[Stored data]

================================

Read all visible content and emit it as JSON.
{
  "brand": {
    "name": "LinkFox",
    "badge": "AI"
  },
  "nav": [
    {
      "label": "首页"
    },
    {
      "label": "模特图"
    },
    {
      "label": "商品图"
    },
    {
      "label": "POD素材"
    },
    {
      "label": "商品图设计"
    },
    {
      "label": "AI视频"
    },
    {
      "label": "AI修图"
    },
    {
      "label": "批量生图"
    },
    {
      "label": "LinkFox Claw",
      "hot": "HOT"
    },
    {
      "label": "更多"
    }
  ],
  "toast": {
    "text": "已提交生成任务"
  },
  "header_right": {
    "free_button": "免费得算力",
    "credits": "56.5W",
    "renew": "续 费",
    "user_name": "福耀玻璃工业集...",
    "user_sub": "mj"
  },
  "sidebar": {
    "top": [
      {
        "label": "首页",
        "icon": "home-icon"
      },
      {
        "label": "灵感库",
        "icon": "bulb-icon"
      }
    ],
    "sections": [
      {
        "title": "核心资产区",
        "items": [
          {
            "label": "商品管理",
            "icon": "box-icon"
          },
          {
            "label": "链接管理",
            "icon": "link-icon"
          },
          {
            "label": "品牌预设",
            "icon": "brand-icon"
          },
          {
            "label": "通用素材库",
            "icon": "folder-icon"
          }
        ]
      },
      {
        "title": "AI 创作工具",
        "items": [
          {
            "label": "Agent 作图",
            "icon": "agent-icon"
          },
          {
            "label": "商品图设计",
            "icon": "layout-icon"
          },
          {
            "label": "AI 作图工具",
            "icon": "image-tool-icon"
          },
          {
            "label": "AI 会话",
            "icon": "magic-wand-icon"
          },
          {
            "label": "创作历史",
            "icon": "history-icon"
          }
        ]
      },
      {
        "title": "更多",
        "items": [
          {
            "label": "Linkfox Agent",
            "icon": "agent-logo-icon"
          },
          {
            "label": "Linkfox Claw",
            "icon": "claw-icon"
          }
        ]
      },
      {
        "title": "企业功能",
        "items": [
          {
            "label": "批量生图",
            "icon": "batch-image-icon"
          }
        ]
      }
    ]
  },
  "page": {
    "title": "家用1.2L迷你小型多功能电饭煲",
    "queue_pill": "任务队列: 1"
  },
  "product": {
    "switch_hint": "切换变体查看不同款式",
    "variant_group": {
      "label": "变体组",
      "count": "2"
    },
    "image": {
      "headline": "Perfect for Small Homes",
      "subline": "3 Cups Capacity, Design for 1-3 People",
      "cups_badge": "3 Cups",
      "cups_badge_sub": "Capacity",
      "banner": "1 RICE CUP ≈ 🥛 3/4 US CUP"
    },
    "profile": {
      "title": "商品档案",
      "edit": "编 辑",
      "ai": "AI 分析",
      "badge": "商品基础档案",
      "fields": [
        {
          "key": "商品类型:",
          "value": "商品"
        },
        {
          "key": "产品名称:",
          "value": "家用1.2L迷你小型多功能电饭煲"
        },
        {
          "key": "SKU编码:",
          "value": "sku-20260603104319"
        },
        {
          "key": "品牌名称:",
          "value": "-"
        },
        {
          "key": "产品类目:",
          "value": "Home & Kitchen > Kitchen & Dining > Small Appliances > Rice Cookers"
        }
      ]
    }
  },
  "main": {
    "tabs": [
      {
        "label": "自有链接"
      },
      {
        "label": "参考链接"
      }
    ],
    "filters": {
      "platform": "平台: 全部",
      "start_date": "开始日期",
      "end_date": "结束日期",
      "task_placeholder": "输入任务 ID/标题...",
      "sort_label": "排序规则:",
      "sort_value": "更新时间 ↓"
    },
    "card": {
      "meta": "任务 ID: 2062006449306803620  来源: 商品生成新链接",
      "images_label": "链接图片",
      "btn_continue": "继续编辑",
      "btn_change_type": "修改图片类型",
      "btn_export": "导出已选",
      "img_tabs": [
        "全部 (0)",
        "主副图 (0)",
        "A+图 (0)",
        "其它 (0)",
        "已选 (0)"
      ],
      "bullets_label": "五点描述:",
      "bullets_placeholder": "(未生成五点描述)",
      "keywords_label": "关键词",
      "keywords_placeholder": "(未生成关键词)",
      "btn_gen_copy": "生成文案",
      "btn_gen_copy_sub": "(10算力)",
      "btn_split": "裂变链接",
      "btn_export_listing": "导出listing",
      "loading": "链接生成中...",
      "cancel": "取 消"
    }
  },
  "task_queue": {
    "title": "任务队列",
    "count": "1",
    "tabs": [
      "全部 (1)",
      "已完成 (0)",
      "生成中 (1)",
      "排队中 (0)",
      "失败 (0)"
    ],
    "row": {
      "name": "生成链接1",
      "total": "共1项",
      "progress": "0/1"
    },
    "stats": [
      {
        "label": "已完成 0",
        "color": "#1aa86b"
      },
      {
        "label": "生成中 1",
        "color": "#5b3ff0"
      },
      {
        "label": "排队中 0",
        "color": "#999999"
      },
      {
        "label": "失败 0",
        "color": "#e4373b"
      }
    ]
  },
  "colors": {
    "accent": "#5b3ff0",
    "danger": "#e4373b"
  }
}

================================

From the records above, please extract every line and repeat it exactly.

Read all visible content and emit it as JSON.
{
  "brand": {
    "name": "LinkFox",
    "badge": "AI"
  },
  "nav": [
    {
      "label": "首页"
    },
    {
      "label": "模特图"
    },
    {
      "label": "商品图"
    },
    {
      "label": "POD素材"
    },
    {
      "label": "商品图设计"
    },
    {
      "label": "AI视频"
    },
    {
      "label": "AI修图"
    },
    {
      "label": "批量生图"
    },
    {
      "label": "LinkFox Claw",
      "hot": "HOT"
    },
    {
      "label": "更多"
    }
  ],
  "toast": {
    "text": "已提交生成任务"
  },
  "header_right": {
    "free_button": "免费得算力",
    "credits": "56.5W",
    "renew": "续 费",
    "user_name": "福耀玻璃工业集...",
    "user_sub": "mj"
  },
  "sidebar": {
    "top": [
      {
        "label": "首页",
        "icon": "home-icon"
      },
      {
        "label": "灵感库",
        "icon": "bulb-icon"
      }
    ],
    "sections": [
      {
        "title": "核心资产区",
        "items": [
          {
            "label": "商品管理",
            "icon": "box-icon"
          },
          {
            "label": "链接管理",
            "icon": "link-icon"
          },
          {
            "label": "品牌预设",
            "icon": "brand-icon"
          },
          {
            "label": "通用素材库",
            "icon": "folder-icon"
          }
        ]
      },
      {
        "title": "AI 创作工具",
        "items": [
          {
            "label": "Agent 作图",
            "icon": "agent-icon"
          },
          {
            "label": "商品图设计",
            "icon": "layout-icon"
          },
          {
            "label": "AI 作图工具",
            "icon": "image-tool-icon"
          },
          {
            "label": "AI 会话",
            "icon": "magic-wand-icon"
          },
          {
            "label": "创作历史",
            "icon": "history-icon"
          }
        ]
      },
      {
        "title": "更多",
        "items": [
          {
            "label": "Linkfox Agent",
            "icon": "agent-logo-icon"
          },
          {
            "label": "Linkfox Claw",
            "icon": "claw-icon"
          }
        ]
      },
      {
        "title": "企业功能",
        "items": [
          {
            "label": "批量生图",
            "icon": "batch-image-icon"
          }
        ]
      }
    ]
  },
  "page": {
    "title": "家用1.2L迷你小型多功能电饭煲",
    "queue_pill": "任务队列: 1"
  },
  "product": {
    "switch_hint": "切换变体查看不同款式",
    "variant_group": {
      "label": "变体组",
      "count": "2"
    },
    "image": {
      "headline": "Perfect for Small Homes",
      "subline": "3 Cups Capacity, Design for 1-3 People",
      "cups_badge": "3 Cups",
      "cups_badge_sub": "Capacity",
      "banner": "1 RICE CUP ≈ 🥛 3/4 US CUP"
    },
    "profile": {
      "title": "商品档案",
      "edit": "编 辑",
      "ai": "AI 分析",
      "badge": "商品基础档案",
      "fields": [
        {
          "key": "商品类型:",
          "value": "商品"
        },
        {
          "key": "产品名称:",
          "value": "家用1.2L迷你小型多功能电饭煲"
        },
        {
          "key": "SKU编码:",
          "value": "sku-20260603104319"
        },
        {
          "key": "品牌名称:",
          "value": "-"
        },
        {
          "key": "产品类目:",
          "value": "Home & Kitchen > Kitchen & Dining > Small Appliances > Rice Cookers"
        }
      ]
    }
  },
  "main": {
    "tabs": [
      {
        "label": "自有链接"
      },
      {
        "label": "参考链接"
      }
    ],
    "filters": {
      "platform": "平台: 全部",
      "start_date": "开始日期",
      "end_date": "结束日期",
      "task_placeholder": "输入任务 ID/标题...",
      "sort_label": "排序规则:",
      "sort_value": "更新时间 ↓"
    },
    "card": {
      "meta": "任务 ID: 2062006449306803620  来源: 商品生成新链接",
      "images_label": "链接图片",
      "btn_continue": "继续编辑",
      "btn_change_type": "修改图片类型",
      "btn_export": "导出已选",
      "img_tabs": [
        "全部 (0)",
        "主副图 (0)",
        "A+图 (0)",
        "其它 (0)",
        "已选 (0)"
      ],
      "bullets_label": "五点描述:",
      "bullets_placeholder": "(未生成五点描述)",
      "keywords_label": "关键词",
      "keywords_placeholder": "(未生成关键词)",
      "btn_gen_copy": "生成文案",
      "btn_gen_copy_sub": "(10算力)",
      "btn_split": "裂变链接",
      "btn_export_listing": "导出listing",
      "loading": "链接生成中...",
      "cancel": "取 消"
    }
  },
  "task_queue": {
    "title": "任务队列",
    "count": "1",
    "tabs": [
      "全部 (1)",
      "已完成 (0)",
      "生成中 (1)",
      "排队中 (0)",
      "失败 (0)"
    ],
    "row": {
      "name": "生成链接1",
      "total": "共1项",
      "progress": "0/1"
    },
    "stats": [
      {
        "label": "已完成 0",
        "color": "#1aa86b"
      },
      {
        "label": "生成中 1",
        "color": "#5b3ff0"
      },
      {
        "label": "排队中 0",
        "color": "#999999"
      },
      {
        "label": "失败 0",
        "color": "#e4373b"
      }
    ]
  },
  "colors": {
    "accent": "#5b3ff0",
    "danger": "#e4373b"
  }
}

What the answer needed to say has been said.